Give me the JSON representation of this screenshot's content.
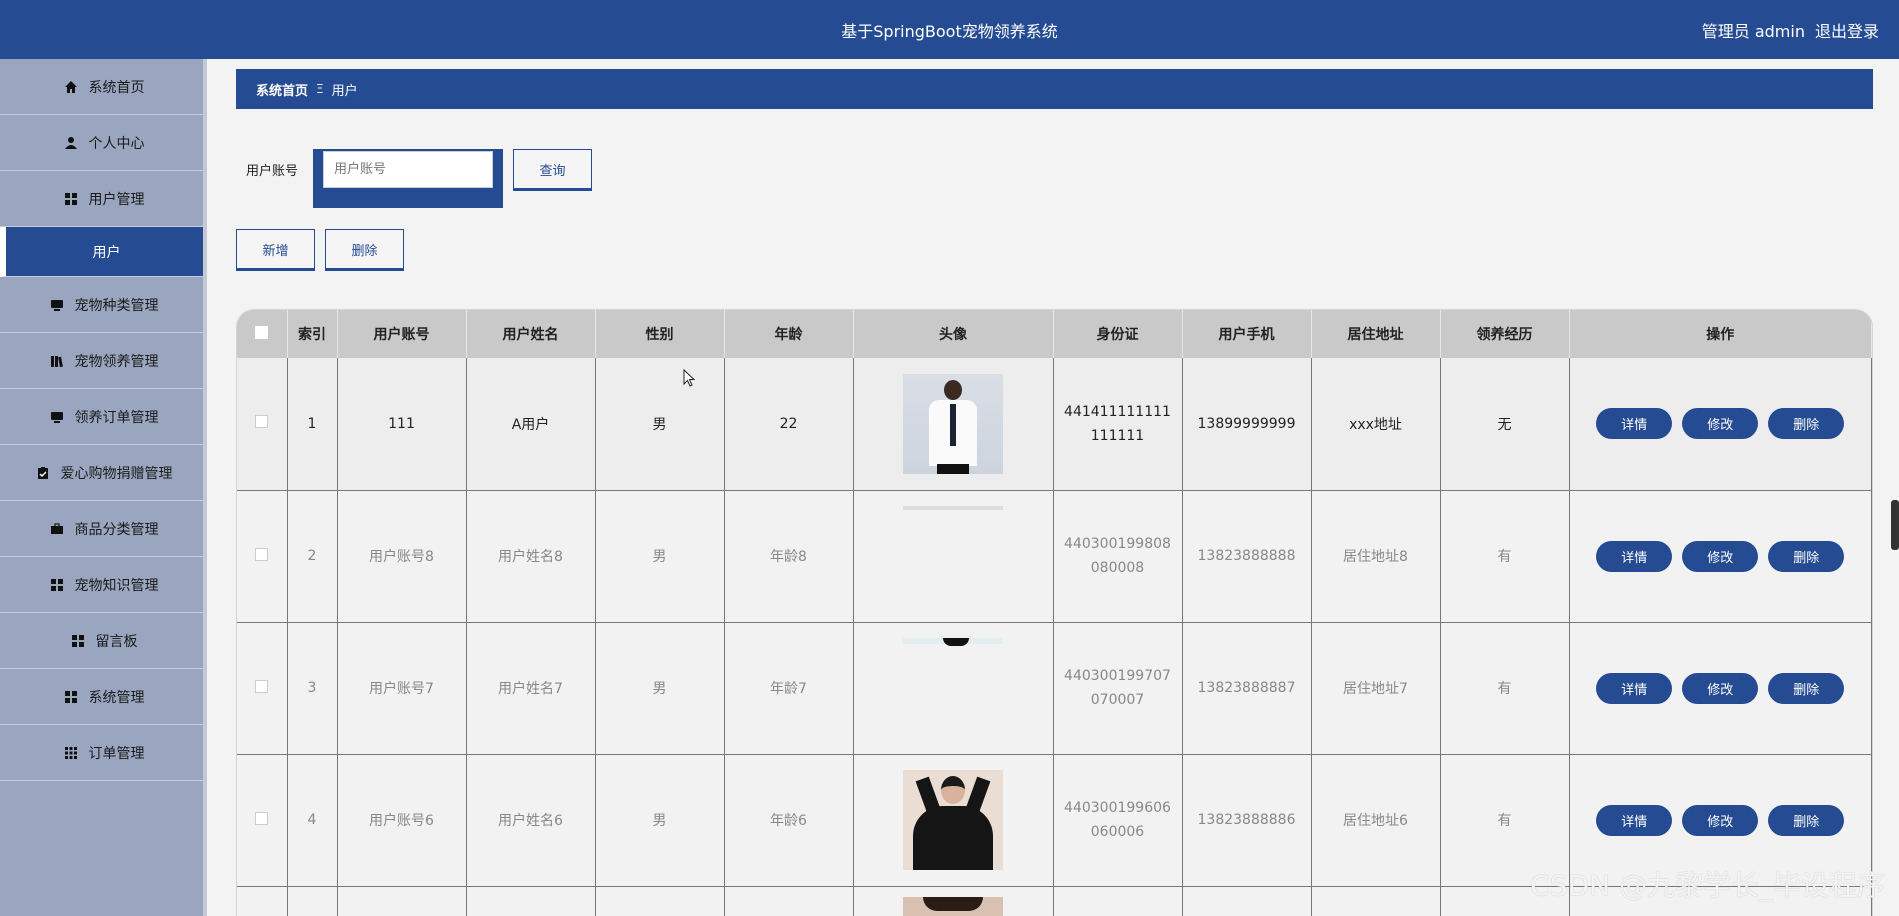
{
  "header": {
    "title": "基于SpringBoot宠物领养系统",
    "user_label": "管理员 admin",
    "logout": "退出登录"
  },
  "sidebar": {
    "items": [
      {
        "label": "系统首页",
        "icon": "home-icon"
      },
      {
        "label": "个人中心",
        "icon": "user-icon"
      },
      {
        "label": "用户管理",
        "icon": "grid-icon"
      },
      {
        "label": "用户",
        "icon": "",
        "active": true
      },
      {
        "label": "宠物种类管理",
        "icon": "monitor-icon"
      },
      {
        "label": "宠物领养管理",
        "icon": "library-icon"
      },
      {
        "label": "领养订单管理",
        "icon": "monitor-icon"
      },
      {
        "label": "爱心购物捐赠管理",
        "icon": "clipboard-icon"
      },
      {
        "label": "商品分类管理",
        "icon": "briefcase-icon"
      },
      {
        "label": "宠物知识管理",
        "icon": "grid-icon"
      },
      {
        "label": "留言板",
        "icon": "grid-icon"
      },
      {
        "label": "系统管理",
        "icon": "grid-icon"
      },
      {
        "label": "订单管理",
        "icon": "apps-icon"
      }
    ]
  },
  "breadcrumb": {
    "home": "系统首页",
    "separator": "Ξ",
    "current": "用户"
  },
  "search": {
    "label": "用户账号",
    "placeholder": "用户账号",
    "button": "查询"
  },
  "actions": {
    "add": "新增",
    "delete": "删除"
  },
  "table": {
    "columns": [
      "索引",
      "用户账号",
      "用户姓名",
      "性别",
      "年龄",
      "头像",
      "身份证",
      "用户手机",
      "居住地址",
      "领养经历",
      "操作"
    ],
    "op_labels": {
      "detail": "详情",
      "edit": "修改",
      "delete": "删除"
    },
    "rows": [
      {
        "index": "1",
        "account": "111",
        "name": "A用户",
        "gender": "男",
        "age": "22",
        "id_card": "441411111111111111",
        "phone": "13899999999",
        "address": "xxx地址",
        "experience": "无"
      },
      {
        "index": "2",
        "account": "用户账号8",
        "name": "用户姓名8",
        "gender": "男",
        "age": "年龄8",
        "id_card": "440300199808080008",
        "phone": "13823888888",
        "address": "居住地址8",
        "experience": "有"
      },
      {
        "index": "3",
        "account": "用户账号7",
        "name": "用户姓名7",
        "gender": "男",
        "age": "年龄7",
        "id_card": "440300199707070007",
        "phone": "13823888887",
        "address": "居住地址7",
        "experience": "有"
      },
      {
        "index": "4",
        "account": "用户账号6",
        "name": "用户姓名6",
        "gender": "男",
        "age": "年龄6",
        "id_card": "440300199606060006",
        "phone": "13823888886",
        "address": "居住地址6",
        "experience": "有"
      }
    ]
  },
  "watermark": "CSDN @九黎学长_毕设程序",
  "colors": {
    "primary": "#254b92",
    "sidebar": "#9aa6bf",
    "background": "#f3f3f3"
  }
}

- WHAT THE TASK ASKS -
Pick out the lines that have the word "address". Copy them all.

- FINAL RESULT -
        "address": "xxx地址",
        "address": "居住地址8",
        "address": "居住地址7",
        "address": "居住地址6",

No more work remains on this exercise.